» **AIM**
Tell me how many lines hold "source", please, using only the number.

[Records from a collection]
****************************************

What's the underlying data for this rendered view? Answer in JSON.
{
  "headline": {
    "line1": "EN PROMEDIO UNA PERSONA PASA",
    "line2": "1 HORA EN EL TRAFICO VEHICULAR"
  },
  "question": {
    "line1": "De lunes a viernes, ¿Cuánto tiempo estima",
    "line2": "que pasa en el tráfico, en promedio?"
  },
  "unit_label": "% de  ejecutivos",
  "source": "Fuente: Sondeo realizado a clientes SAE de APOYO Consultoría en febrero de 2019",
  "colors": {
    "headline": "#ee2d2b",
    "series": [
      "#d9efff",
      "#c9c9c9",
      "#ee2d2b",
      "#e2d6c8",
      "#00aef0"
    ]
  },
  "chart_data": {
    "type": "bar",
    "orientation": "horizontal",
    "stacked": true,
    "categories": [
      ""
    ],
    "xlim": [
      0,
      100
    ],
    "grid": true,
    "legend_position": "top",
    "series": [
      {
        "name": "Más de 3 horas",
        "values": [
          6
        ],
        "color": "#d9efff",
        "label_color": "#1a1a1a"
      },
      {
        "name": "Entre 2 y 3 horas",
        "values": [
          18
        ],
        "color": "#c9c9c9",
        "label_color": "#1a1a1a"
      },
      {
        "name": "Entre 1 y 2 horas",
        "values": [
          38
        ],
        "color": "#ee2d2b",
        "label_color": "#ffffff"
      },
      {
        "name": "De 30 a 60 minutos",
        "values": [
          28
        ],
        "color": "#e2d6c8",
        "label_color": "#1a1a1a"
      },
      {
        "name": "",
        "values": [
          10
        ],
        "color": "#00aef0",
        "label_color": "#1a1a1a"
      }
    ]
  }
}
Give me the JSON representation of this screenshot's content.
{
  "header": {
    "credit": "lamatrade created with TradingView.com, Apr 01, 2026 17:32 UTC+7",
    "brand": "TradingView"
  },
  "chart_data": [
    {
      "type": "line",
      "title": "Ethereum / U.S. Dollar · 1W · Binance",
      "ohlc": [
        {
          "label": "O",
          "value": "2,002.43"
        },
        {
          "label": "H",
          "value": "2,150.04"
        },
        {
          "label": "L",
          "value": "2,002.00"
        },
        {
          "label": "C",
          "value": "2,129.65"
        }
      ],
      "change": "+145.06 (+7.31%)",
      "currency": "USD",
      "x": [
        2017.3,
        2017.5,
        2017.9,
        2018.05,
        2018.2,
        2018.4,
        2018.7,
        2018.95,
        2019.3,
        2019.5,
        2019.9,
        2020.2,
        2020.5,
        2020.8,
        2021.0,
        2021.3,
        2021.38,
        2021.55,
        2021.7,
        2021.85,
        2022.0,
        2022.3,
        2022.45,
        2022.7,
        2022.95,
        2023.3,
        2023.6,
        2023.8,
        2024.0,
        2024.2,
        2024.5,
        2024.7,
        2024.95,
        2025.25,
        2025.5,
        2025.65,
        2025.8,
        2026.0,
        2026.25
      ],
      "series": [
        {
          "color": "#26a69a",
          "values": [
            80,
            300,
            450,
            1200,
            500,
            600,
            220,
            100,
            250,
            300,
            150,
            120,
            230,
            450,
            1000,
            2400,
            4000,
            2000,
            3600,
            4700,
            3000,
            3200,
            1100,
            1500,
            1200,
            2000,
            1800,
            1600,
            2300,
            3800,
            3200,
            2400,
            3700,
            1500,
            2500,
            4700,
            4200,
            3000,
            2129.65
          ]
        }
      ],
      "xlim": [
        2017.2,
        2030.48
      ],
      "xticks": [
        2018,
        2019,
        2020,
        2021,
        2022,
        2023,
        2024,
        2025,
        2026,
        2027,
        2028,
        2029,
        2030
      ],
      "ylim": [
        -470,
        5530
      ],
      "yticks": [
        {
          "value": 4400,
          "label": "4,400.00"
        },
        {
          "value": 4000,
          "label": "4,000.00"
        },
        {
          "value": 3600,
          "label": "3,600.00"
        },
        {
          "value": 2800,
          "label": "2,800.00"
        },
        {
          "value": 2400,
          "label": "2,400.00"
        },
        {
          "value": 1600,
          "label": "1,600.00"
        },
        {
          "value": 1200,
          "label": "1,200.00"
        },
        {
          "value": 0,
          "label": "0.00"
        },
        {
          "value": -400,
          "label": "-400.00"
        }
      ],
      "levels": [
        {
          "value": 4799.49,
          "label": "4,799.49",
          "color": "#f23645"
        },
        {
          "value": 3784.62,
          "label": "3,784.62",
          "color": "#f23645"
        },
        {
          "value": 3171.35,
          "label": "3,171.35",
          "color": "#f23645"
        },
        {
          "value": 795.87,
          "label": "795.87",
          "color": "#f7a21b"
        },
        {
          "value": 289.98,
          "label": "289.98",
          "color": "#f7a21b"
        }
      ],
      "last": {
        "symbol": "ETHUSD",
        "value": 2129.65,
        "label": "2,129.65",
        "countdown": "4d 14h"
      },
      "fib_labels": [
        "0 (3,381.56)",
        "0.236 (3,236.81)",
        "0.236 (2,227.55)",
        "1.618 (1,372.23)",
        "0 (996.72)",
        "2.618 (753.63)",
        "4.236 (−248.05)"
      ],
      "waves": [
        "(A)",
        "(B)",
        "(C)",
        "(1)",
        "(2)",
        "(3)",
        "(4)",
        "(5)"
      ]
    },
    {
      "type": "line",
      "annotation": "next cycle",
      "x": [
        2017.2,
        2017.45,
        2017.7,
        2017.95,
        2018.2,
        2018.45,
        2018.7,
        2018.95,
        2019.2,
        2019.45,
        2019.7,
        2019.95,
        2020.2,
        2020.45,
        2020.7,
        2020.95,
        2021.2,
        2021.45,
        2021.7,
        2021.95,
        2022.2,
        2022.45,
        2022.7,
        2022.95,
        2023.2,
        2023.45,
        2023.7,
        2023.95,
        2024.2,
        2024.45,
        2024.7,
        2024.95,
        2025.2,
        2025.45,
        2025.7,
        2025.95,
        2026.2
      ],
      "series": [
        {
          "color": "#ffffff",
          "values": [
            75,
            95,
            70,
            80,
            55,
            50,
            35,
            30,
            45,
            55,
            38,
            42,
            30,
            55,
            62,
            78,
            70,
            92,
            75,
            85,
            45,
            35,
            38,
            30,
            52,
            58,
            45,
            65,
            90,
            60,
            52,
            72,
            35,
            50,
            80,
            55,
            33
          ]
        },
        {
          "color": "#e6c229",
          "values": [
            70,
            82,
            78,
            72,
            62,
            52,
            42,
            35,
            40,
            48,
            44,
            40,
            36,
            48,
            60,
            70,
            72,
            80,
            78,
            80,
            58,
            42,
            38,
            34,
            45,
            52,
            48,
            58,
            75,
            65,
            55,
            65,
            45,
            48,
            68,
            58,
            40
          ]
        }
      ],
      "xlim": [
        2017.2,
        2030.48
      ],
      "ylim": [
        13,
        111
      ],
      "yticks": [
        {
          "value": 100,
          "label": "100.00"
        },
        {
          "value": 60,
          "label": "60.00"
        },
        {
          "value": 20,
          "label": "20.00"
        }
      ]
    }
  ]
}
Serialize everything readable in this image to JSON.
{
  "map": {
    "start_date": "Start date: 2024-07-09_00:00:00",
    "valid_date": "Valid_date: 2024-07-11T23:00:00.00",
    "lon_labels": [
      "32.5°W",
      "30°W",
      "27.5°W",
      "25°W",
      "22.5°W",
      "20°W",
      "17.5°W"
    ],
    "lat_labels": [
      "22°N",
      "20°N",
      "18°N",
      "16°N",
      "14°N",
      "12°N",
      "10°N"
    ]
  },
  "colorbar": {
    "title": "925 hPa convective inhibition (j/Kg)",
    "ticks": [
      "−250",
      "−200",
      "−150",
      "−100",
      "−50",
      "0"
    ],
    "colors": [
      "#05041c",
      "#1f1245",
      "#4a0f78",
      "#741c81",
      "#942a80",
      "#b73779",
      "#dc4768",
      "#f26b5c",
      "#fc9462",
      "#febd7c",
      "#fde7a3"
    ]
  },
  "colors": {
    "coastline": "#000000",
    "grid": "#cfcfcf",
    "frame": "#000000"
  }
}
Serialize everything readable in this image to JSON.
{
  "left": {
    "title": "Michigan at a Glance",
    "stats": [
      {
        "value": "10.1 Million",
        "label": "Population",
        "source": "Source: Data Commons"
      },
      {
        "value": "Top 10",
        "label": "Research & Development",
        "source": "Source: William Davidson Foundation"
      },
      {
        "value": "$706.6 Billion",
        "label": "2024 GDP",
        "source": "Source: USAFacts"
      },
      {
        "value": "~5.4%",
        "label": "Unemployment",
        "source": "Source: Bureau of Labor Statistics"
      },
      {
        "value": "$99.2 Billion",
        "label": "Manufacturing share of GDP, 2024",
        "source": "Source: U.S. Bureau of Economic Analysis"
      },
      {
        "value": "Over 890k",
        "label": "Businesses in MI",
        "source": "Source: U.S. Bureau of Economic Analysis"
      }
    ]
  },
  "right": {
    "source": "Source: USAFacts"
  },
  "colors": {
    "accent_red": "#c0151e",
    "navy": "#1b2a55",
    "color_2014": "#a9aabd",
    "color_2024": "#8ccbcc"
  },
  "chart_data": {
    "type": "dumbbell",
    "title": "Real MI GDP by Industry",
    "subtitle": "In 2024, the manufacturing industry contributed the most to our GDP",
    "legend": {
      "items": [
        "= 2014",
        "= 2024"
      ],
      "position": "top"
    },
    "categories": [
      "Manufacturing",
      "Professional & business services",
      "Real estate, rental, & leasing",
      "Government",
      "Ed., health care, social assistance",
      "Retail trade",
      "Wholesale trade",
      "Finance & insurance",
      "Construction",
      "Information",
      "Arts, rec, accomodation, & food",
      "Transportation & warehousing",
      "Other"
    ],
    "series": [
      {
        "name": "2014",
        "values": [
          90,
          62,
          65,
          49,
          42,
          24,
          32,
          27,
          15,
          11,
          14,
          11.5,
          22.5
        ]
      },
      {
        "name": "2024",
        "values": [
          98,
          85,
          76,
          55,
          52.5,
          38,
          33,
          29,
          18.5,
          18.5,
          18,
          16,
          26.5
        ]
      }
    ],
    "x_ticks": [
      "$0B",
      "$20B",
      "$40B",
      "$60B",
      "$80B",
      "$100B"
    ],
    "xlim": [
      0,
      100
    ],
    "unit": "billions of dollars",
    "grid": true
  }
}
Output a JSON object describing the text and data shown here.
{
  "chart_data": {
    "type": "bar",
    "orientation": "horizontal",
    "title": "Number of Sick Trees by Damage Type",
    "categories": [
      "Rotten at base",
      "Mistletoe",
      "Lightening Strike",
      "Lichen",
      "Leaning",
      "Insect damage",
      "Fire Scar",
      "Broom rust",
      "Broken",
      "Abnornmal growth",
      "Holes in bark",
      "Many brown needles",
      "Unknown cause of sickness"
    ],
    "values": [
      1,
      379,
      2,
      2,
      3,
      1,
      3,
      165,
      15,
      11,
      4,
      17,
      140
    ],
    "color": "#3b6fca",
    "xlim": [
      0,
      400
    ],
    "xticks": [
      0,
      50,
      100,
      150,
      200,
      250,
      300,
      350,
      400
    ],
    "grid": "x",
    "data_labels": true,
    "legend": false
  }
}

****************************************

» **EXERCISE OUTPUT**
8